**Items**
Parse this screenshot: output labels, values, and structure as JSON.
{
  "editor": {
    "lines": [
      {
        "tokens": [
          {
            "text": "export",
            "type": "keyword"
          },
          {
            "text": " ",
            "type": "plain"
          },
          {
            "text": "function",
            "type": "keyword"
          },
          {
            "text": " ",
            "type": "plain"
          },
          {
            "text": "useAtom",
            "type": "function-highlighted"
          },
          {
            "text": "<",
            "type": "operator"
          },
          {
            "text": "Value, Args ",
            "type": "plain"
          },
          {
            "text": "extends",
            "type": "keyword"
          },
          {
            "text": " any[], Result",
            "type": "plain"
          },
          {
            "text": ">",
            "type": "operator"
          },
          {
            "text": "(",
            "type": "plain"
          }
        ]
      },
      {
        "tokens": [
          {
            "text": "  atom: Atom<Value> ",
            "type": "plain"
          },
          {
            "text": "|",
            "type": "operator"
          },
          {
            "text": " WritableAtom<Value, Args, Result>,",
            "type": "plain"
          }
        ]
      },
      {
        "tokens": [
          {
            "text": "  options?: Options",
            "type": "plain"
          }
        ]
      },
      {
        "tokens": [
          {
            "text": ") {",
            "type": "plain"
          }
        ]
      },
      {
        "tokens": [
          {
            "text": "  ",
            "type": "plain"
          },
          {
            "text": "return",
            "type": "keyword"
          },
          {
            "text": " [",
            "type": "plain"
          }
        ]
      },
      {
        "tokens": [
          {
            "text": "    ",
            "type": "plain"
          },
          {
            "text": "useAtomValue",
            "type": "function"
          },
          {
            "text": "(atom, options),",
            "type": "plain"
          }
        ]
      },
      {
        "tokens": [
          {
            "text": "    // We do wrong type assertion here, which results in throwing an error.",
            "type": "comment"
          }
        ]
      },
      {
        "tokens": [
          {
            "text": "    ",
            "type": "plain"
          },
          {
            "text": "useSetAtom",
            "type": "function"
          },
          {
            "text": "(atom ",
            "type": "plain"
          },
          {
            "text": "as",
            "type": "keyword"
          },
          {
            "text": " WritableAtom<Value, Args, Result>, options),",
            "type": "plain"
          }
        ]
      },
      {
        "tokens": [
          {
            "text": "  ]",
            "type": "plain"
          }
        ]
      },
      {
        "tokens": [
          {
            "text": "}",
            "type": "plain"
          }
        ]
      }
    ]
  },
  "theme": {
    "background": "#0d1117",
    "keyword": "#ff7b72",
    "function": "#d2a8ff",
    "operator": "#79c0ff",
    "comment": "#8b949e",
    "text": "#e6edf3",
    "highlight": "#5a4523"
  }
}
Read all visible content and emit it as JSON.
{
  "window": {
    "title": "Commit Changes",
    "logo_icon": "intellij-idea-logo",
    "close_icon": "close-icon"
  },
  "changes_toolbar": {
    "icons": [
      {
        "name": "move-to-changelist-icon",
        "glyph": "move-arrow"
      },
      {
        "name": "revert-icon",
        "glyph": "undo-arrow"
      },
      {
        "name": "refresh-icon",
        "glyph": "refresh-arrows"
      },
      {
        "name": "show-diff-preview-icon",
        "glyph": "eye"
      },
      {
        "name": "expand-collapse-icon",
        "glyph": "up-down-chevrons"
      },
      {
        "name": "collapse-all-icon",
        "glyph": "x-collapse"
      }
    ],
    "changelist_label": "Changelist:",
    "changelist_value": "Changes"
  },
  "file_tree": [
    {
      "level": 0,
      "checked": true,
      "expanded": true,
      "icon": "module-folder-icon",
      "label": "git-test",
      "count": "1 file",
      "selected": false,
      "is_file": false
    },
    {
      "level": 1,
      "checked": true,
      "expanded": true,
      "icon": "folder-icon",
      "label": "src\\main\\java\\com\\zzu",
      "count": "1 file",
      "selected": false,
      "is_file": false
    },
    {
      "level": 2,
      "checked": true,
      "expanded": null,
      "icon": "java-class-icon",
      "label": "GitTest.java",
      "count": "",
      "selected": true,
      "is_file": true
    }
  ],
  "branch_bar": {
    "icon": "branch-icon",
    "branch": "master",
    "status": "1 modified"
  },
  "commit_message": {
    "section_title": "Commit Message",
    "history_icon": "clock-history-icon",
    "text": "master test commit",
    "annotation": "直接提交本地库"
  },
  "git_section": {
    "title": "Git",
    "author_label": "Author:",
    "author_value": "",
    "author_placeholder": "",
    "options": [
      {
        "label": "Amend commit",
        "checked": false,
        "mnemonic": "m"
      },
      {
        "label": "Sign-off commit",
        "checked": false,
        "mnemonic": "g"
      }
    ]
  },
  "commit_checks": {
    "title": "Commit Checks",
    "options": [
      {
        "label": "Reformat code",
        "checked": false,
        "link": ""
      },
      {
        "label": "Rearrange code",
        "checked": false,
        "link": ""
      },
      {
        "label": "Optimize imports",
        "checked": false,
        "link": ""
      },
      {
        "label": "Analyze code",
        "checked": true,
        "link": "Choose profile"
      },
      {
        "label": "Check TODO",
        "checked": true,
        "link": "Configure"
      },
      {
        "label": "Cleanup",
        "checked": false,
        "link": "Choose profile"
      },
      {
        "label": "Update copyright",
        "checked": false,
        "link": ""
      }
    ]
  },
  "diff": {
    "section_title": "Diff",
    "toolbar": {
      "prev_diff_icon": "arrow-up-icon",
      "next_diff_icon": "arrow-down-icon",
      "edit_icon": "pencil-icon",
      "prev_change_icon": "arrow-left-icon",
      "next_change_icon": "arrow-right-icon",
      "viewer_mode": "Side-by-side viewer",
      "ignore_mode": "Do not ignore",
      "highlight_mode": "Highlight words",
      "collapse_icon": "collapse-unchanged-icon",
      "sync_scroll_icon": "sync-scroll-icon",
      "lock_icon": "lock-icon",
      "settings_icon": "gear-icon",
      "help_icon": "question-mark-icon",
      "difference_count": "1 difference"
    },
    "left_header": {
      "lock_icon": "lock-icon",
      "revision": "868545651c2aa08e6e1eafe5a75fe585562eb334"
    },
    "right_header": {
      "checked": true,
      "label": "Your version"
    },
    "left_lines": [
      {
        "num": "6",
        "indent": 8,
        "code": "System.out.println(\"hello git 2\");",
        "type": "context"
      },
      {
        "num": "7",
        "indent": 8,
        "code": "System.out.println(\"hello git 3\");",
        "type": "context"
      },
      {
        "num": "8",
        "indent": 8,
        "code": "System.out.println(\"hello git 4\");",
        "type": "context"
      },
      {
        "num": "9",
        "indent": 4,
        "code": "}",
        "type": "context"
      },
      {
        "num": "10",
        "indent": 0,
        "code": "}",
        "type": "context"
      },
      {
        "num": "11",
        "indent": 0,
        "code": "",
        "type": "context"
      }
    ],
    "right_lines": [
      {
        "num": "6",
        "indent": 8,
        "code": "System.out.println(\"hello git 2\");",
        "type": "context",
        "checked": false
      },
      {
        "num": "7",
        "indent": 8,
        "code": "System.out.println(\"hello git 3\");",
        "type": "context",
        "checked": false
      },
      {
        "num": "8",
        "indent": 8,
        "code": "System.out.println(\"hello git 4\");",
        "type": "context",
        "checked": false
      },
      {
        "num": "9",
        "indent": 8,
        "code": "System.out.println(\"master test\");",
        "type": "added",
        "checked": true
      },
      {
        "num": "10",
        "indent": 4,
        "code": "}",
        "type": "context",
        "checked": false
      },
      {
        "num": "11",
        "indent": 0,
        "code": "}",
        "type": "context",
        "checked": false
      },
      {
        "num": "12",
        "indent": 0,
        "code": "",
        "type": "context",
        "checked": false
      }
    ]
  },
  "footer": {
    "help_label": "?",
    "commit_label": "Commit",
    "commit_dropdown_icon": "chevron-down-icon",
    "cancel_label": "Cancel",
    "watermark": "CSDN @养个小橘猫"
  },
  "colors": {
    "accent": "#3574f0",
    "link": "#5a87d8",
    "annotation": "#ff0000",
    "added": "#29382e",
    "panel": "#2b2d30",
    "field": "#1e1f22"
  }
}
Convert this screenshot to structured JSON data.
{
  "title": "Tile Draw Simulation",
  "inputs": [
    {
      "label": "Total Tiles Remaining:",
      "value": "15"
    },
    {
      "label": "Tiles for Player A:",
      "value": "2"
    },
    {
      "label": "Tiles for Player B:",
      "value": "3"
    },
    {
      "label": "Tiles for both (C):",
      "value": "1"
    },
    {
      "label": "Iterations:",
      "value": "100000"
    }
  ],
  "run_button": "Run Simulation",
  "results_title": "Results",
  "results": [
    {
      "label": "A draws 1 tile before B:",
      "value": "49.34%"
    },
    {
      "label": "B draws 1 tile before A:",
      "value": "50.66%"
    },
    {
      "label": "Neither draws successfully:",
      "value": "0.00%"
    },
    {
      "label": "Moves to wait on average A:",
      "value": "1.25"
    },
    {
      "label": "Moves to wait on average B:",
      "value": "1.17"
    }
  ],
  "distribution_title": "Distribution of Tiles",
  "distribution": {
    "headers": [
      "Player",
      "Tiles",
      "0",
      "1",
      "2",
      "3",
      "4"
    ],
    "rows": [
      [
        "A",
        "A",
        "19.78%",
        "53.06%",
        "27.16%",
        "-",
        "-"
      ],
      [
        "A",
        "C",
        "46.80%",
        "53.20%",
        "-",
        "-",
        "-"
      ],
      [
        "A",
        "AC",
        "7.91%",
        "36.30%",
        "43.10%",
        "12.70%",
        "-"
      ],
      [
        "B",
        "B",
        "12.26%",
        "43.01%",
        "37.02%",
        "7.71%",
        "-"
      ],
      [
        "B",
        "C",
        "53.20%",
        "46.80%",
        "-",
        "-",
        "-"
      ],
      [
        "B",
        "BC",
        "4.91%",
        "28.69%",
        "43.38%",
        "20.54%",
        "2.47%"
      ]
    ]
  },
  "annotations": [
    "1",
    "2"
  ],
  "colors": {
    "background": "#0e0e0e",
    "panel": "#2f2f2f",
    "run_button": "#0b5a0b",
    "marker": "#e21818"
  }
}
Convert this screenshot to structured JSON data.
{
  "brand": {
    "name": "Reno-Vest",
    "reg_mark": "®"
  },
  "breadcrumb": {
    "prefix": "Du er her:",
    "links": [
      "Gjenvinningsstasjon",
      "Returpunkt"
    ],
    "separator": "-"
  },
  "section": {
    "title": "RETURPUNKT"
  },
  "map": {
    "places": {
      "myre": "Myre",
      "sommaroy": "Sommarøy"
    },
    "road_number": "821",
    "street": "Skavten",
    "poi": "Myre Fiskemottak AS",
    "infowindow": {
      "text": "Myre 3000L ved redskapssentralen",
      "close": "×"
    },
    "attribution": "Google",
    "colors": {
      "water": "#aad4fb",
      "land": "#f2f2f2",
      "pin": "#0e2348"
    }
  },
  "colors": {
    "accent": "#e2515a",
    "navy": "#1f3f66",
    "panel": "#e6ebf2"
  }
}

**Task directions**
Find the word "Myre" and list each line it appears in.

**Result**
      "myre": "Myre",
    "poi": "Myre Fiskemottak AS",
      "text": "Myre 3000L ved redskapssentralen",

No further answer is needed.